WHAT IS ASKED
Your task is to copy each line that has the word "Livestock".

RECORDS FOR THE TASK

________________________________________

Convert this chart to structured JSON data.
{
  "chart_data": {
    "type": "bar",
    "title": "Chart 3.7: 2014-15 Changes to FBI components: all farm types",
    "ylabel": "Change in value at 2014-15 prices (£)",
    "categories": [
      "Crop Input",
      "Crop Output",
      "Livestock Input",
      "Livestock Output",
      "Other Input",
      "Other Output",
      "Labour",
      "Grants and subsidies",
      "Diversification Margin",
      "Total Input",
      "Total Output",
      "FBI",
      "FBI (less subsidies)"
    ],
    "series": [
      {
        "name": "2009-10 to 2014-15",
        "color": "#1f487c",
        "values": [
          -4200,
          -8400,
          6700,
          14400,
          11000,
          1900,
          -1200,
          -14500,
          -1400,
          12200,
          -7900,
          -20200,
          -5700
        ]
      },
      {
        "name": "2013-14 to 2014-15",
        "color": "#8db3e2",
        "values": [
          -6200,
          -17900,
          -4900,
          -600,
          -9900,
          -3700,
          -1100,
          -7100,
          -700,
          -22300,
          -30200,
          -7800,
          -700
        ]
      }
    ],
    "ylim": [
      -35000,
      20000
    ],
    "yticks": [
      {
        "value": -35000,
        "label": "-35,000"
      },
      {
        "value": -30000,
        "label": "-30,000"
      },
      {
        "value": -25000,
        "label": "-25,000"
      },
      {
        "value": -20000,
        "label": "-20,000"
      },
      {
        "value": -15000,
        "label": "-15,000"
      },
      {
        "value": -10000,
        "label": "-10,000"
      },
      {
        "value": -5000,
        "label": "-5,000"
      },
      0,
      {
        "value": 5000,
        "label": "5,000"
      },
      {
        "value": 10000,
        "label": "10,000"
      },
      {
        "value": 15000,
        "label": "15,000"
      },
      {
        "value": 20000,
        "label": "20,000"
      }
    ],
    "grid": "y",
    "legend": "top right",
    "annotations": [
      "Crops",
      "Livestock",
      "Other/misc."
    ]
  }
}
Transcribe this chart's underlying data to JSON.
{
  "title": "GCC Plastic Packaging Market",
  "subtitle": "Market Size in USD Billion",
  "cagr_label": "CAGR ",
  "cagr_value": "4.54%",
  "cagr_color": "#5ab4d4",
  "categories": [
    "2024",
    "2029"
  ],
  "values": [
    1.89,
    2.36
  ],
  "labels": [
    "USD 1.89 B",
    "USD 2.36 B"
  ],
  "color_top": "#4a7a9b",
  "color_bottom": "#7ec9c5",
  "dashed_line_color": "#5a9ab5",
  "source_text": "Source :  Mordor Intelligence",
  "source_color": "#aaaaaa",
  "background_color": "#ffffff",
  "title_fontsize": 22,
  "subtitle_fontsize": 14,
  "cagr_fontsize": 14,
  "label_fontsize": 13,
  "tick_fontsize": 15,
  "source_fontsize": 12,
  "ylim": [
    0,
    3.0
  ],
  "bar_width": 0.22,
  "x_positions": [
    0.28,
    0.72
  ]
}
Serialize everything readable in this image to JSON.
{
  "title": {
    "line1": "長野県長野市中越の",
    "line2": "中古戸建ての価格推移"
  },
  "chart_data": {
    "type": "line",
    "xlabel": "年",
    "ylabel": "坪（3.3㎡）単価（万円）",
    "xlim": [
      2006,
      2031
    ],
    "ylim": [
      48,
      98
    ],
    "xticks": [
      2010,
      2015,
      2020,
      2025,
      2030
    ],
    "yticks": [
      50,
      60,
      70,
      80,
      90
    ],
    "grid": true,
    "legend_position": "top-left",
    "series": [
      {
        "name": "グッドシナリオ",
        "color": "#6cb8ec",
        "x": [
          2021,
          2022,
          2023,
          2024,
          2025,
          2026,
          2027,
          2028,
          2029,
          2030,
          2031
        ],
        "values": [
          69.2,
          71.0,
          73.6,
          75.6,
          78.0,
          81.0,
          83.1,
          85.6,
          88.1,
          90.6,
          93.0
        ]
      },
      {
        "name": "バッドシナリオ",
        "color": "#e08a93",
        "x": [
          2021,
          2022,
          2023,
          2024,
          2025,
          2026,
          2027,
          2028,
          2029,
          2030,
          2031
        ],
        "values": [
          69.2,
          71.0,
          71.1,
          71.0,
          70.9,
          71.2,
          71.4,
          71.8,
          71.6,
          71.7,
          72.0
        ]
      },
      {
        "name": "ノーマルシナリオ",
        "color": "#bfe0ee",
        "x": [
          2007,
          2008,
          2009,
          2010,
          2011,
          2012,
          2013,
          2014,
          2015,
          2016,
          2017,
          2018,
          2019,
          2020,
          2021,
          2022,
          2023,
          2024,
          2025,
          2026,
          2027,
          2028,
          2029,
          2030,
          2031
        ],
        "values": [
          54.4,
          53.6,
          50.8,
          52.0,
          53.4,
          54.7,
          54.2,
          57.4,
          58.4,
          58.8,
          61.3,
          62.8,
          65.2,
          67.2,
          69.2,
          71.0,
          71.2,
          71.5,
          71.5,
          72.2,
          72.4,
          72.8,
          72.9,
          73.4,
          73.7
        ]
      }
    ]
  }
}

________________________________________

RESPONSE FOR THIS EXERCISE
      "Livestock Input",
      "Livestock Output",
      "Livestock",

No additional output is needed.